### WHAT IS ASKED
Render the data from the line containing "- definition-3-4: [79, 149, 615, 207]" through the line containing "- note-label: Примечание: [107, 297, 174, 307]" as a JSON list of strings, one string per line, leaving out blank lines.

### Element and region listings

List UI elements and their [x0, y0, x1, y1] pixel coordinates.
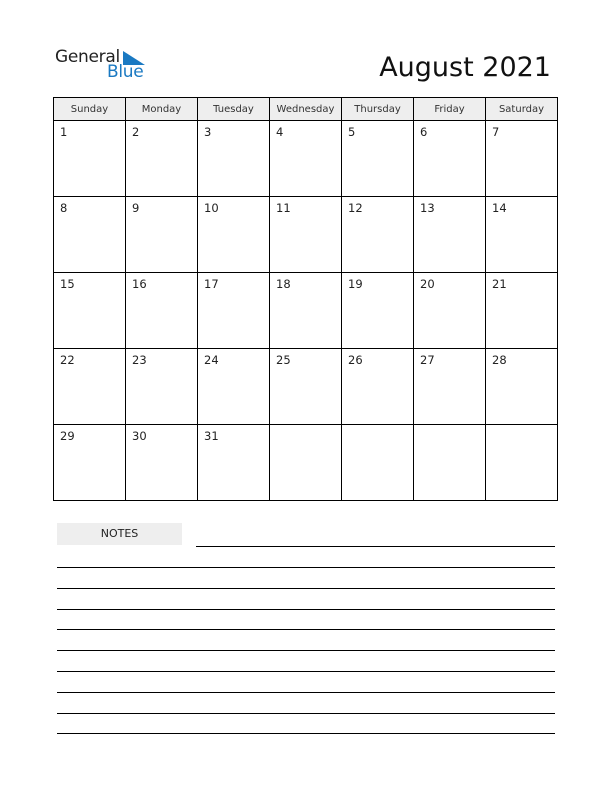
- notes-line: [57, 588, 555, 589]
- day-cell: [414, 121, 486, 197]
- day-number: 28: [492, 353, 507, 367]
- day-number: 5: [348, 125, 356, 139]
- day-cell: [270, 273, 342, 349]
- day-number: 30: [132, 429, 147, 443]
- day-number: 6: [420, 125, 428, 139]
- notes-line: [57, 609, 555, 610]
- day-number: 16: [132, 277, 147, 291]
- day-number: 27: [420, 353, 435, 367]
- day-cell: [126, 121, 198, 197]
- notes-line: [57, 733, 555, 734]
- week-row: [54, 349, 558, 425]
- day-cell: [126, 197, 198, 273]
- day-number: 25: [276, 353, 291, 367]
- day-cell: [342, 425, 414, 501]
- day-number: 2: [132, 125, 140, 139]
- day-cell: [126, 425, 198, 501]
- weekday-header-sunday: Sunday: [54, 98, 126, 121]
- day-cell: [414, 349, 486, 425]
- day-number: 13: [420, 201, 435, 215]
- notes-line: [57, 692, 555, 693]
- day-cell: [198, 121, 270, 197]
- day-number: [486, 425, 557, 429]
- day-number: 31: [204, 429, 219, 443]
- day-cell: [486, 121, 558, 197]
- day-number: 14: [492, 201, 507, 215]
- day-number: 20: [420, 277, 435, 291]
- week-row: [54, 197, 558, 273]
- day-cell: [486, 349, 558, 425]
- notes-line: [57, 713, 555, 714]
- notes-line: [57, 629, 555, 630]
- calendar-grid: [53, 97, 558, 501]
- day-number: [342, 425, 413, 429]
- day-cell: [270, 121, 342, 197]
- day-cell: [198, 425, 270, 501]
- day-cell: [486, 425, 558, 501]
- notes-label: NOTES: [57, 523, 182, 545]
- day-number: 15: [60, 277, 75, 291]
- day-cell: [342, 273, 414, 349]
- day-number: 21: [492, 277, 507, 291]
- day-cell: [270, 425, 342, 501]
- day-number: 7: [492, 125, 500, 139]
- day-number: 3: [204, 125, 212, 139]
- weekday-header-friday: Friday: [414, 98, 486, 121]
- day-number: 1: [60, 125, 68, 139]
- week-row: [54, 425, 558, 501]
- page-title: August 2021: [379, 52, 551, 83]
- day-cell: [54, 121, 126, 197]
- day-cell: [126, 273, 198, 349]
- week-row: [54, 273, 558, 349]
- day-number: 8: [60, 201, 68, 215]
- weekday-header-row: [54, 98, 558, 121]
- day-cell: [198, 273, 270, 349]
- day-cell: [414, 273, 486, 349]
- day-number: 19: [348, 277, 363, 291]
- logo: [55, 47, 155, 83]
- day-number: [270, 425, 341, 429]
- notes-line: [57, 671, 555, 672]
- notes-line: [57, 567, 555, 568]
- day-number: 4: [276, 125, 284, 139]
- day-number: 10: [204, 201, 219, 215]
- weekday-header-tuesday: Tuesday: [198, 98, 270, 121]
- day-cell: [54, 197, 126, 273]
- day-number: 24: [204, 353, 219, 367]
- day-cell: [126, 349, 198, 425]
- weekday-header-monday: Monday: [126, 98, 198, 121]
- day-number: 18: [276, 277, 291, 291]
- notes-line: [57, 650, 555, 651]
- day-number: [414, 425, 485, 429]
- day-number: 9: [132, 201, 140, 215]
- day-cell: [342, 349, 414, 425]
- day-number: 26: [348, 353, 363, 367]
- day-cell: [198, 197, 270, 273]
- day-cell: [54, 349, 126, 425]
- day-number: 11: [276, 201, 291, 215]
- day-cell: [414, 425, 486, 501]
- day-cell: [54, 425, 126, 501]
- logo-word-blue: Blue: [107, 62, 144, 82]
- day-cell: [342, 197, 414, 273]
- day-cell: [54, 273, 126, 349]
- day-cell: [486, 197, 558, 273]
- day-number: 22: [60, 353, 75, 367]
- notes-line: [196, 546, 555, 547]
- logo-word-general: General: [55, 47, 120, 67]
- day-number: 17: [204, 277, 219, 291]
- day-cell: [486, 273, 558, 349]
- weekday-header-saturday: Saturday: [486, 98, 558, 121]
- weekday-header-wednesday: Wednesday: [270, 98, 342, 121]
- day-number: 12: [348, 201, 363, 215]
- day-cell: [198, 349, 270, 425]
- day-cell: [414, 197, 486, 273]
- week-row: [54, 121, 558, 197]
- day-number: 29: [60, 429, 75, 443]
- day-number: 23: [132, 353, 147, 367]
- weekday-header-thursday: Thursday: [342, 98, 414, 121]
- day-cell: [270, 197, 342, 273]
- day-cell: [270, 349, 342, 425]
- day-cell: [342, 121, 414, 197]
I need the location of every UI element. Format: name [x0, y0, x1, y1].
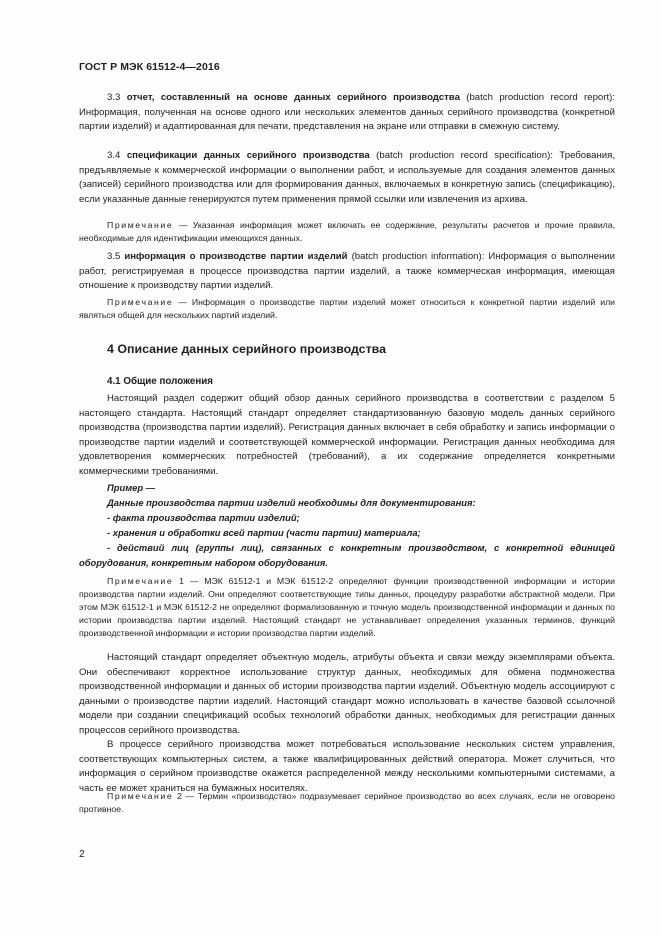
- definition-3-4: [79, 149, 615, 207]
- definition-text: (batch production record report): Информация, полученная на основе одного или нескольких элементов данных серийного производства (конкретной партии изделий) и адаптированная для печати, представления на экране или отправки в смежную систему.: [79, 92, 615, 132]
- term: отчет, составленный на основе данных серийного производства: [126, 92, 460, 103]
- note-label: Примечание: [107, 297, 174, 307]
- paragraph-object-model: Настоящий стандарт определяет объектную модель, атрибуты объекта и связи между экземплярами объекта. Они обеспечивают корректное использование структур данных, необходимых для обмена подмножества производственной информации и данных об истории производства партии изделий. Объектную модель ассоциируют с данными о производстве партии изделий. Настоящий стандарт можно использовать в качестве базовой ссылочной модели при создании спецификаций особых технологий обработки данных, необходимых для регистрации данных процессов серийного производства.: [79, 652, 615, 736]
- paragraph-distributed-systems: В процессе серийного производства может потребоваться использование нескольких систем управления, соответствующих компьютерных систем, а также квалифицированных действий оператора. Может случиться, что информация о серийном производстве окажется распределенной между несколькими компьютерными системами, а часть ее может храниться на бумажных носителях.: [79, 739, 615, 794]
- definition-3-5: [79, 250, 615, 294]
- definition-3-3: [79, 91, 615, 135]
- clause-number: 3.3: [107, 92, 127, 103]
- definition-text: (batch production record specification): Требования, предъявляемые к коммерческой информации о выполнении работ, и используемые для создания элементов данных (записей) серийного производства или для формирования данных, включаемых в конкретную запись (спецификацию), если указанные данные генерируются путем применения прямой ссылки или извлечения из архива.: [79, 150, 615, 205]
- example-item: - хранения и обработки всей партии (части партии) материала;: [107, 527, 421, 538]
- note-3-4: [79, 219, 615, 245]
- section-4-1-heading: 4.1 Общие положения: [107, 376, 214, 387]
- term: информация о производстве партии изделий: [124, 251, 348, 262]
- example-block: [79, 480, 615, 570]
- note-label: Примечание: [107, 576, 174, 586]
- note-text: 2 — Термин «производство» подразумевает серийное производство во всех случаях, если не оговорено противное.: [79, 791, 615, 814]
- note-label: Примечание: [107, 220, 174, 230]
- term: спецификации данных серийного производства: [126, 150, 370, 161]
- example-intro: Данные производства партии изделий необходимы для документирования:: [107, 497, 476, 508]
- note-2: [79, 790, 615, 816]
- paragraph-4-1-intro: Настоящий раздел содержит общий обзор данных серийного производства в соответствии с разделом 5 настоящего стандарта. Настоящий стандарт определяет стандартизованную базовую модель данных серийного производства (производства партии изделий). Регистрация данных включает в себя обработку и запись информации о производстве партии изделий и соответствующей коммерческой информации. Регистрация данных необходима для удовлетворения коммерческих потребностей (требований), а их содержание определяется конкретными коммерческими требованиями.: [79, 393, 615, 477]
- note-text: — Указанная информация может включать ее содержание, результаты расчетов и прочие правила, необходимые для идентификации имеющихся данных.: [79, 220, 615, 243]
- clause-number: 3.4: [107, 150, 127, 161]
- section-4-heading: 4 Описание данных серийного производства: [107, 342, 386, 356]
- note-1: [79, 575, 615, 640]
- definition-text: (batch production information): Информация о выполнении работ, регистрируемая в процессе производства партии изделий, а также коммерческая информация, имеющая отношение к производству партии изделий.: [79, 251, 615, 291]
- note-label: Примечание: [107, 791, 174, 801]
- page-number: 2: [79, 848, 85, 860]
- example-item: - действий лиц (группы лиц), связанных с конкретным производством, с конкретной единицей оборудования, конкретным набором оборудования.: [79, 542, 615, 568]
- example-title: Пример —: [107, 482, 156, 493]
- example-item: - факта производства партии изделий;: [107, 512, 300, 523]
- standard-header: ГОСТ Р МЭК 61512-4—2016: [79, 61, 220, 73]
- clause-number: 3.5: [107, 251, 125, 262]
- note-3-5: [79, 296, 615, 322]
- note-text: 1 — МЭК 61512-1 и МЭК 61512-2 определяют функции производственной информации и истории производства партии изделий. Они определяют соответствующие типы данных, процедуру разработки абстрактной модели. При этом МЭК 61512-1 и МЭК 61512-2 не определяют формализованную и точную модель производственной информации и данных по истории производства партии изделий. Настоящий стандарт не устанавливает определения указанных терминов, функций производственной информации и истории производства партии изделий.: [79, 576, 615, 638]
- note-text: — Информация о производстве партии изделий может относиться к конкретной партии изделий или являться общей для нескольких партий изделий.: [79, 297, 615, 320]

### REPLY
[
  "- definition-3-4: [79, 149, 615, 207]",
  "- definition-text: (batch production record report): Информация, полученная на основе одного или нескольких элементов данных серийного производства (конкретной партии изделий) и адаптированная для печати, представления на экране или отправки в смежную систему.: [79, 92, 615, 132]",
  "- term: отчет, составленный на основе данных серийного производства: [126, 92, 460, 103]",
  "- note-label: Примечание: [107, 297, 174, 307]"
]